To do » Read the listing below and copy out every line that holds "style".

Extracts from a graphics dataset:

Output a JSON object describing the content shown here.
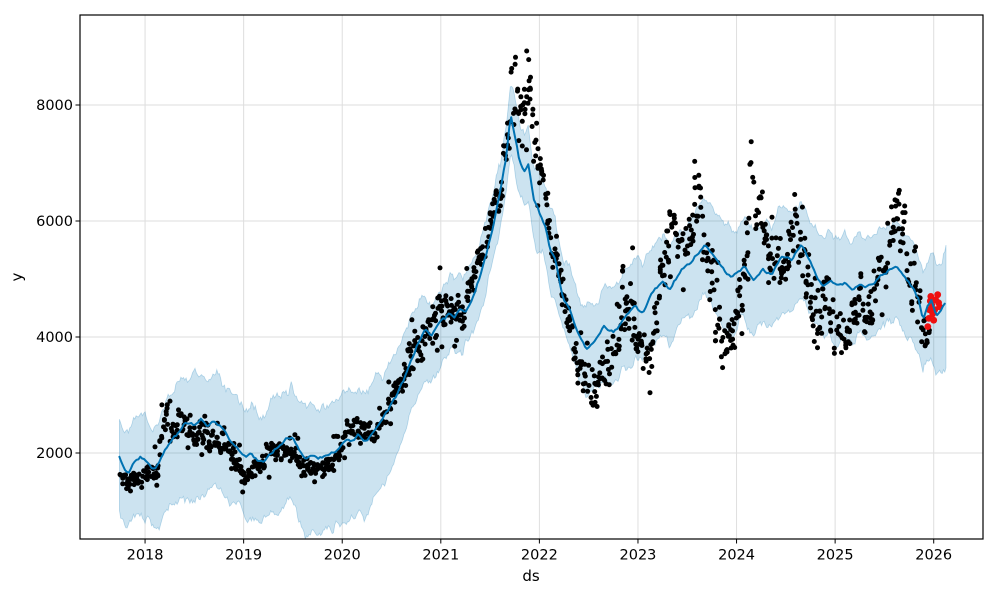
{
  "figure": {
    "kind": "prophet-forecast-plot",
    "background": "#ffffff"
  },
  "chart_data": {
    "type": "scatter",
    "title": "",
    "xlabel": "ds",
    "ylabel": "y",
    "grid": true,
    "legend": false,
    "x_range": [
      2017.34,
      2026.5
    ],
    "y_range": [
      517,
      9552
    ],
    "x_ticks": {
      "values": [
        2018,
        2019,
        2020,
        2021,
        2022,
        2023,
        2024,
        2025,
        2026
      ],
      "labels": [
        "2018",
        "2019",
        "2020",
        "2021",
        "2022",
        "2023",
        "2024",
        "2025",
        "2026"
      ]
    },
    "y_ticks": {
      "values": [
        2000,
        4000,
        6000,
        8000
      ],
      "labels": [
        "2000",
        "4000",
        "6000",
        "8000"
      ]
    },
    "colors": {
      "observations": "#000000",
      "recent_observations": "#ee1111",
      "forecast_line": "#0072B2",
      "band_fill": "rgba(0,114,178,0.2)",
      "band_edge": "rgba(0,114,178,0.25)",
      "grid": "#dedede",
      "spine": "#000000"
    },
    "series": [
      {
        "name": "observations (y)",
        "style": "black dots"
      },
      {
        "name": "forecast (yhat)",
        "style": "blue line"
      },
      {
        "name": "uncertainty interval",
        "style": "light blue band"
      },
      {
        "name": "recent observations",
        "style": "red dots"
      }
    ],
    "forecast_line_keypoints": [
      [
        2017.74,
        1950
      ],
      [
        2017.79,
        1750
      ],
      [
        2017.83,
        1690
      ],
      [
        2017.89,
        1860
      ],
      [
        2017.95,
        1960
      ],
      [
        2018.02,
        1850
      ],
      [
        2018.07,
        1720
      ],
      [
        2018.13,
        1800
      ],
      [
        2018.2,
        2050
      ],
      [
        2018.28,
        2250
      ],
      [
        2018.36,
        2400
      ],
      [
        2018.43,
        2520
      ],
      [
        2018.5,
        2460
      ],
      [
        2018.57,
        2560
      ],
      [
        2018.63,
        2470
      ],
      [
        2018.69,
        2570
      ],
      [
        2018.76,
        2480
      ],
      [
        2018.83,
        2310
      ],
      [
        2018.9,
        2140
      ],
      [
        2018.96,
        2000
      ],
      [
        2019.02,
        1930
      ],
      [
        2019.08,
        2010
      ],
      [
        2019.14,
        1870
      ],
      [
        2019.2,
        1830
      ],
      [
        2019.28,
        1990
      ],
      [
        2019.36,
        2120
      ],
      [
        2019.44,
        2290
      ],
      [
        2019.5,
        2240
      ],
      [
        2019.56,
        2040
      ],
      [
        2019.63,
        1880
      ],
      [
        2019.7,
        1970
      ],
      [
        2019.77,
        1900
      ],
      [
        2019.84,
        1990
      ],
      [
        2019.91,
        2030
      ],
      [
        2019.98,
        2130
      ],
      [
        2020.05,
        2260
      ],
      [
        2020.11,
        2190
      ],
      [
        2020.17,
        2300
      ],
      [
        2020.23,
        2210
      ],
      [
        2020.3,
        2340
      ],
      [
        2020.38,
        2500
      ],
      [
        2020.46,
        2700
      ],
      [
        2020.54,
        2950
      ],
      [
        2020.62,
        3250
      ],
      [
        2020.7,
        3600
      ],
      [
        2020.78,
        3950
      ],
      [
        2020.84,
        4100
      ],
      [
        2020.9,
        4000
      ],
      [
        2020.96,
        4180
      ],
      [
        2021.02,
        4300
      ],
      [
        2021.08,
        4420
      ],
      [
        2021.14,
        4350
      ],
      [
        2021.2,
        4480
      ],
      [
        2021.26,
        4450
      ],
      [
        2021.33,
        4700
      ],
      [
        2021.4,
        5080
      ],
      [
        2021.47,
        5500
      ],
      [
        2021.54,
        6000
      ],
      [
        2021.6,
        6450
      ],
      [
        2021.66,
        7050
      ],
      [
        2021.71,
        7860
      ],
      [
        2021.76,
        7400
      ],
      [
        2021.8,
        7000
      ],
      [
        2021.85,
        6850
      ],
      [
        2021.89,
        6980
      ],
      [
        2021.94,
        6400
      ],
      [
        2022.0,
        6150
      ],
      [
        2022.06,
        5900
      ],
      [
        2022.11,
        5500
      ],
      [
        2022.16,
        5330
      ],
      [
        2022.24,
        4690
      ],
      [
        2022.31,
        4470
      ],
      [
        2022.39,
        4070
      ],
      [
        2022.48,
        3780
      ],
      [
        2022.57,
        3950
      ],
      [
        2022.66,
        4210
      ],
      [
        2022.75,
        4070
      ],
      [
        2022.85,
        4290
      ],
      [
        2022.97,
        4520
      ],
      [
        2023.05,
        4410
      ],
      [
        2023.14,
        4760
      ],
      [
        2023.25,
        4950
      ],
      [
        2023.32,
        4810
      ],
      [
        2023.42,
        5100
      ],
      [
        2023.56,
        5330
      ],
      [
        2023.68,
        5590
      ],
      [
        2023.8,
        5330
      ],
      [
        2023.9,
        5100
      ],
      [
        2023.96,
        5020
      ],
      [
        2024.08,
        5210
      ],
      [
        2024.17,
        4980
      ],
      [
        2024.27,
        5190
      ],
      [
        2024.36,
        5070
      ],
      [
        2024.46,
        5380
      ],
      [
        2024.56,
        5330
      ],
      [
        2024.66,
        5570
      ],
      [
        2024.75,
        5280
      ],
      [
        2024.82,
        5020
      ],
      [
        2024.88,
        4900
      ],
      [
        2024.95,
        4980
      ],
      [
        2025.02,
        4860
      ],
      [
        2025.1,
        4950
      ],
      [
        2025.17,
        4850
      ],
      [
        2025.25,
        4930
      ],
      [
        2025.32,
        4850
      ],
      [
        2025.42,
        4980
      ],
      [
        2025.52,
        5120
      ],
      [
        2025.62,
        5240
      ],
      [
        2025.72,
        4980
      ],
      [
        2025.78,
        4850
      ],
      [
        2025.85,
        4670
      ],
      [
        2025.89,
        4320
      ],
      [
        2025.93,
        4500
      ],
      [
        2025.98,
        4620
      ],
      [
        2026.03,
        4370
      ],
      [
        2026.08,
        4480
      ],
      [
        2026.13,
        4680
      ]
    ],
    "band_halfwidth_keypoints": [
      [
        2017.75,
        680,
        900
      ],
      [
        2018.1,
        780,
        1050
      ],
      [
        2018.5,
        820,
        1300
      ],
      [
        2018.9,
        750,
        1100
      ],
      [
        2019.3,
        820,
        1050
      ],
      [
        2019.8,
        850,
        1300
      ],
      [
        2020.2,
        820,
        1350
      ],
      [
        2020.6,
        700,
        1000
      ],
      [
        2021.0,
        620,
        750
      ],
      [
        2021.4,
        600,
        680
      ],
      [
        2021.8,
        620,
        650
      ],
      [
        2022.2,
        620,
        680
      ],
      [
        2022.6,
        700,
        780
      ],
      [
        2023.0,
        780,
        800
      ],
      [
        2023.4,
        800,
        850
      ],
      [
        2023.8,
        830,
        880
      ],
      [
        2024.2,
        840,
        900
      ],
      [
        2024.6,
        800,
        880
      ],
      [
        2025.0,
        820,
        900
      ],
      [
        2025.4,
        780,
        850
      ],
      [
        2025.8,
        800,
        900
      ],
      [
        2026.0,
        830,
        1050
      ],
      [
        2026.13,
        870,
        1200
      ]
    ],
    "observations_profile_keypoints": [
      [
        2017.75,
        1530,
        90
      ],
      [
        2017.85,
        1520,
        80
      ],
      [
        2017.95,
        1560,
        80
      ],
      [
        2018.05,
        1650,
        100
      ],
      [
        2018.12,
        1750,
        120
      ],
      [
        2018.2,
        2450,
        280
      ],
      [
        2018.28,
        2400,
        180
      ],
      [
        2018.36,
        2550,
        160
      ],
      [
        2018.45,
        2400,
        150
      ],
      [
        2018.55,
        2300,
        140
      ],
      [
        2018.65,
        2250,
        130
      ],
      [
        2018.75,
        2250,
        140
      ],
      [
        2018.85,
        2050,
        140
      ],
      [
        2018.95,
        1750,
        140
      ],
      [
        2019.02,
        1550,
        90
      ],
      [
        2019.1,
        1700,
        110
      ],
      [
        2019.2,
        1850,
        120
      ],
      [
        2019.3,
        2050,
        120
      ],
      [
        2019.4,
        2100,
        130
      ],
      [
        2019.5,
        1950,
        120
      ],
      [
        2019.6,
        1750,
        110
      ],
      [
        2019.7,
        1700,
        100
      ],
      [
        2019.8,
        1780,
        100
      ],
      [
        2019.9,
        1850,
        110
      ],
      [
        2020.0,
        2100,
        130
      ],
      [
        2020.1,
        2400,
        140
      ],
      [
        2020.2,
        2350,
        130
      ],
      [
        2020.3,
        2300,
        130
      ],
      [
        2020.4,
        2600,
        150
      ],
      [
        2020.5,
        2900,
        160
      ],
      [
        2020.6,
        3300,
        170
      ],
      [
        2020.7,
        3700,
        180
      ],
      [
        2020.8,
        4100,
        180
      ],
      [
        2020.9,
        4250,
        200
      ],
      [
        2021.0,
        4500,
        200
      ],
      [
        2021.1,
        4550,
        220
      ],
      [
        2021.2,
        4400,
        220
      ],
      [
        2021.3,
        4900,
        200
      ],
      [
        2021.4,
        5300,
        200
      ],
      [
        2021.5,
        5900,
        220
      ],
      [
        2021.6,
        6550,
        250
      ],
      [
        2021.67,
        7300,
        300
      ],
      [
        2021.72,
        8400,
        350
      ],
      [
        2021.78,
        8100,
        300
      ],
      [
        2021.85,
        8000,
        300
      ],
      [
        2021.9,
        8200,
        280
      ],
      [
        2021.95,
        7500,
        300
      ],
      [
        2022.0,
        6900,
        250
      ],
      [
        2022.06,
        6400,
        220
      ],
      [
        2022.12,
        5700,
        220
      ],
      [
        2022.2,
        5200,
        220
      ],
      [
        2022.28,
        4500,
        250
      ],
      [
        2022.36,
        3700,
        250
      ],
      [
        2022.45,
        3300,
        220
      ],
      [
        2022.55,
        3150,
        200
      ],
      [
        2022.65,
        3400,
        220
      ],
      [
        2022.75,
        3700,
        250
      ],
      [
        2022.85,
        4500,
        300
      ],
      [
        2022.95,
        4400,
        350
      ],
      [
        2023.05,
        3700,
        280
      ],
      [
        2023.12,
        3600,
        220
      ],
      [
        2023.2,
        4600,
        280
      ],
      [
        2023.3,
        5600,
        350
      ],
      [
        2023.38,
        6000,
        300
      ],
      [
        2023.46,
        5500,
        280
      ],
      [
        2023.55,
        5900,
        300
      ],
      [
        2023.62,
        6200,
        300
      ],
      [
        2023.7,
        5600,
        300
      ],
      [
        2023.78,
        4600,
        350
      ],
      [
        2023.86,
        3800,
        250
      ],
      [
        2023.93,
        3900,
        250
      ],
      [
        2024.0,
        4400,
        300
      ],
      [
        2024.08,
        5300,
        350
      ],
      [
        2024.15,
        6300,
        350
      ],
      [
        2024.22,
        6200,
        300
      ],
      [
        2024.3,
        5700,
        300
      ],
      [
        2024.38,
        5300,
        300
      ],
      [
        2024.46,
        5100,
        300
      ],
      [
        2024.54,
        5600,
        350
      ],
      [
        2024.6,
        6100,
        250
      ],
      [
        2024.68,
        5200,
        350
      ],
      [
        2024.76,
        4500,
        300
      ],
      [
        2024.84,
        4300,
        250
      ],
      [
        2024.92,
        4800,
        300
      ],
      [
        2025.0,
        4100,
        300
      ],
      [
        2025.08,
        3900,
        250
      ],
      [
        2025.16,
        4300,
        250
      ],
      [
        2025.24,
        4500,
        250
      ],
      [
        2025.32,
        4400,
        250
      ],
      [
        2025.4,
        4600,
        250
      ],
      [
        2025.48,
        5100,
        300
      ],
      [
        2025.56,
        6000,
        350
      ],
      [
        2025.62,
        6300,
        300
      ],
      [
        2025.7,
        5600,
        300
      ],
      [
        2025.78,
        4900,
        300
      ],
      [
        2025.85,
        4400,
        250
      ],
      [
        2025.92,
        4200,
        200
      ],
      [
        2025.96,
        4100,
        150
      ]
    ],
    "red_points": [
      [
        2025.94,
        4180
      ],
      [
        2025.95,
        4320
      ],
      [
        2025.955,
        4470
      ],
      [
        2025.965,
        4620
      ],
      [
        2025.97,
        4700
      ],
      [
        2025.98,
        4560
      ],
      [
        2025.99,
        4400
      ],
      [
        2026.0,
        4290
      ],
      [
        2026.01,
        4470
      ],
      [
        2026.02,
        4640
      ],
      [
        2026.04,
        4730
      ],
      [
        2026.05,
        4590
      ],
      [
        2026.06,
        4520
      ]
    ],
    "generation": {
      "seed": 11,
      "obs_start": 2017.75,
      "obs_end": 2025.96,
      "step_days": 7,
      "points_min": 2,
      "points_max": 4,
      "t_jitter": 0.013,
      "outlier_prob": 0.035,
      "marker_radius": 2.5,
      "red_marker_radius": 3.4,
      "line_width": 2,
      "band_jitter": 42,
      "line_jitter": 14,
      "band_step": 0.013,
      "line_start": 2017.74,
      "line_end": 2026.13
    }
  }
}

Final result »
        "style": "black dots"
        "style": "blue line"
        "style": "light blue band"
        "style": "red dots"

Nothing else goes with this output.